>> start RECORDS PROVIDED

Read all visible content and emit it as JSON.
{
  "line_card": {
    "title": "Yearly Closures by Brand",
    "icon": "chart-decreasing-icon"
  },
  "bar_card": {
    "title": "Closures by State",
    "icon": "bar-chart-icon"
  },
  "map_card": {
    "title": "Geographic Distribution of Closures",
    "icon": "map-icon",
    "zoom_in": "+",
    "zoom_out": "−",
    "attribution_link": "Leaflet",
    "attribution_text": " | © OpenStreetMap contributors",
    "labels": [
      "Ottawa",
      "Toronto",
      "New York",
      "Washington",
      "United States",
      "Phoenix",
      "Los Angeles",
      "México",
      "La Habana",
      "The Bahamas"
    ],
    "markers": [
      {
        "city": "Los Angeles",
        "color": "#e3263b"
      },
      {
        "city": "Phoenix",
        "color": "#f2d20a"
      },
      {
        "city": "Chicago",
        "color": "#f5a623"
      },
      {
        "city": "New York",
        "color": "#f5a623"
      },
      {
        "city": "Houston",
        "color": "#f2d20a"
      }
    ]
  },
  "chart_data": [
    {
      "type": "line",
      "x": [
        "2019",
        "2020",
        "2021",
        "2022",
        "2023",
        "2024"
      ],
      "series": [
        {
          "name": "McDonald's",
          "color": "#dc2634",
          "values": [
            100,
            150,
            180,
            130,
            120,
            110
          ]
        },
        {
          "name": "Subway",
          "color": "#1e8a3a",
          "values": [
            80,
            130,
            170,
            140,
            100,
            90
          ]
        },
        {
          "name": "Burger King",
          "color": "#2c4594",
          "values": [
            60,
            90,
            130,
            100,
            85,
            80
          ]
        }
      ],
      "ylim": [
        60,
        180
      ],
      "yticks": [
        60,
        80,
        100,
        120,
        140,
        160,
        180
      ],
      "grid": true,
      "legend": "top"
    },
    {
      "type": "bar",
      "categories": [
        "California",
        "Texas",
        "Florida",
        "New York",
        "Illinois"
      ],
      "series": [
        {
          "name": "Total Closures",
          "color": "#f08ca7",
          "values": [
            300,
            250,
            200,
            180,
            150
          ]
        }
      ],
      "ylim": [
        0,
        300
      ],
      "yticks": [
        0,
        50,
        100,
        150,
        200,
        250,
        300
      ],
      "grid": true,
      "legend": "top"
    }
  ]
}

>> end RECORDS PROVIDED

*DIRECTIONS*: Once more, set down the full listing, verbatim.

*COMPLETE ANSWER*:
Read all visible content and emit it as JSON.
{
  "line_card": {
    "title": "Yearly Closures by Brand",
    "icon": "chart-decreasing-icon"
  },
  "bar_card": {
    "title": "Closures by State",
    "icon": "bar-chart-icon"
  },
  "map_card": {
    "title": "Geographic Distribution of Closures",
    "icon": "map-icon",
    "zoom_in": "+",
    "zoom_out": "−",
    "attribution_link": "Leaflet",
    "attribution_text": " | © OpenStreetMap contributors",
    "labels": [
      "Ottawa",
      "Toronto",
      "New York",
      "Washington",
      "United States",
      "Phoenix",
      "Los Angeles",
      "México",
      "La Habana",
      "The Bahamas"
    ],
    "markers": [
      {
        "city": "Los Angeles",
        "color": "#e3263b"
      },
      {
        "city": "Phoenix",
        "color": "#f2d20a"
      },
      {
        "city": "Chicago",
        "color": "#f5a623"
      },
      {
        "city": "New York",
        "color": "#f5a623"
      },
      {
        "city": "Houston",
        "color": "#f2d20a"
      }
    ]
  },
  "chart_data": [
    {
      "type": "line",
      "x": [
        "2019",
        "2020",
        "2021",
        "2022",
        "2023",
        "2024"
      ],
      "series": [
        {
          "name": "McDonald's",
          "color": "#dc2634",
          "values": [
            100,
            150,
            180,
            130,
            120,
            110
          ]
        },
        {
          "name": "Subway",
          "color": "#1e8a3a",
          "values": [
            80,
            130,
            170,
            140,
            100,
            90
          ]
        },
        {
          "name": "Burger King",
          "color": "#2c4594",
          "values": [
            60,
            90,
            130,
            100,
            85,
            80
          ]
        }
      ],
      "ylim": [
        60,
        180
      ],
      "yticks": [
        60,
        80,
        100,
        120,
        140,
        160,
        180
      ],
      "grid": true,
      "legend": "top"
    },
    {
      "type": "bar",
      "categories": [
        "California",
        "Texas",
        "Florida",
        "New York",
        "Illinois"
      ],
      "series": [
        {
          "name": "Total Closures",
          "color": "#f08ca7",
          "values": [
            300,
            250,
            200,
            180,
            150
          ]
        }
      ],
      "ylim": [
        0,
        300
      ],
      "yticks": [
        0,
        50,
        100,
        150,
        200,
        250,
        300
      ],
      "grid": true,
      "legend": "top"
    }
  ]
}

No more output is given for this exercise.